(Task instructions)
Quote the listing below in its entirety.

(Supplied data)
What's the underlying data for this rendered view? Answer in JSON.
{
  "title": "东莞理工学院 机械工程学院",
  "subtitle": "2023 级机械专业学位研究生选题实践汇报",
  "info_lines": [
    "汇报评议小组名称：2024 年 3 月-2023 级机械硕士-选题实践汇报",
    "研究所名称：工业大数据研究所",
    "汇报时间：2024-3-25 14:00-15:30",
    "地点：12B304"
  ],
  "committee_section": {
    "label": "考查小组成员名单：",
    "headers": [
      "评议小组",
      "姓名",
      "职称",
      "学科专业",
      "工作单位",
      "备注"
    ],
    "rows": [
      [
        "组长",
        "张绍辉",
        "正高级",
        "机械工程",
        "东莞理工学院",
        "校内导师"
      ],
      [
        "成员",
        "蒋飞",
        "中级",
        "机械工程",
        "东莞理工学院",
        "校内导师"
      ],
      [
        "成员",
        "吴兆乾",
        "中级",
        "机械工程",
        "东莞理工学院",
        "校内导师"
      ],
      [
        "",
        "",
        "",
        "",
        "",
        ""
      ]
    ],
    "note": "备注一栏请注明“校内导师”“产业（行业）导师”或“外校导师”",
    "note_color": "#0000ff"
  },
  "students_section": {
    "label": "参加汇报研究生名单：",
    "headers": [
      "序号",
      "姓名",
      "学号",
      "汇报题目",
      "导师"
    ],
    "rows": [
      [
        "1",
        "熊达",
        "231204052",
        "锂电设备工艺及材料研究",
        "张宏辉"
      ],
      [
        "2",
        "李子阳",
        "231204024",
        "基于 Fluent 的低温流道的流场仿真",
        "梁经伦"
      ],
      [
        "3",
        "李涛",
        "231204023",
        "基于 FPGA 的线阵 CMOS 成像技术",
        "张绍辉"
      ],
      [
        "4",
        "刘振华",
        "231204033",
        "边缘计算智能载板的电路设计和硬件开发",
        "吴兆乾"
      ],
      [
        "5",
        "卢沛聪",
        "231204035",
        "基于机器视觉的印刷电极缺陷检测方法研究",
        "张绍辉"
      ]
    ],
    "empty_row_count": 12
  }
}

(Reply)
What's the underlying data for this rendered view? Answer in JSON.
{
  "title": "东莞理工学院 机械工程学院",
  "subtitle": "2023 级机械专业学位研究生选题实践汇报",
  "info_lines": [
    "汇报评议小组名称：2024 年 3 月-2023 级机械硕士-选题实践汇报",
    "研究所名称：工业大数据研究所",
    "汇报时间：2024-3-25 14:00-15:30",
    "地点：12B304"
  ],
  "committee_section": {
    "label": "考查小组成员名单：",
    "headers": [
      "评议小组",
      "姓名",
      "职称",
      "学科专业",
      "工作单位",
      "备注"
    ],
    "rows": [
      [
        "组长",
        "张绍辉",
        "正高级",
        "机械工程",
        "东莞理工学院",
        "校内导师"
      ],
      [
        "成员",
        "蒋飞",
        "中级",
        "机械工程",
        "东莞理工学院",
        "校内导师"
      ],
      [
        "成员",
        "吴兆乾",
        "中级",
        "机械工程",
        "东莞理工学院",
        "校内导师"
      ],
      [
        "",
        "",
        "",
        "",
        "",
        ""
      ]
    ],
    "note": "备注一栏请注明“校内导师”“产业（行业）导师”或“外校导师”",
    "note_color": "#0000ff"
  },
  "students_section": {
    "label": "参加汇报研究生名单：",
    "headers": [
      "序号",
      "姓名",
      "学号",
      "汇报题目",
      "导师"
    ],
    "rows": [
      [
        "1",
        "熊达",
        "231204052",
        "锂电设备工艺及材料研究",
        "张宏辉"
      ],
      [
        "2",
        "李子阳",
        "231204024",
        "基于 Fluent 的低温流道的流场仿真",
        "梁经伦"
      ],
      [
        "3",
        "李涛",
        "231204023",
        "基于 FPGA 的线阵 CMOS 成像技术",
        "张绍辉"
      ],
      [
        "4",
        "刘振华",
        "231204033",
        "边缘计算智能载板的电路设计和硬件开发",
        "吴兆乾"
      ],
      [
        "5",
        "卢沛聪",
        "231204035",
        "基于机器视觉的印刷电极缺陷检测方法研究",
        "张绍辉"
      ]
    ],
    "empty_row_count": 12
  }
}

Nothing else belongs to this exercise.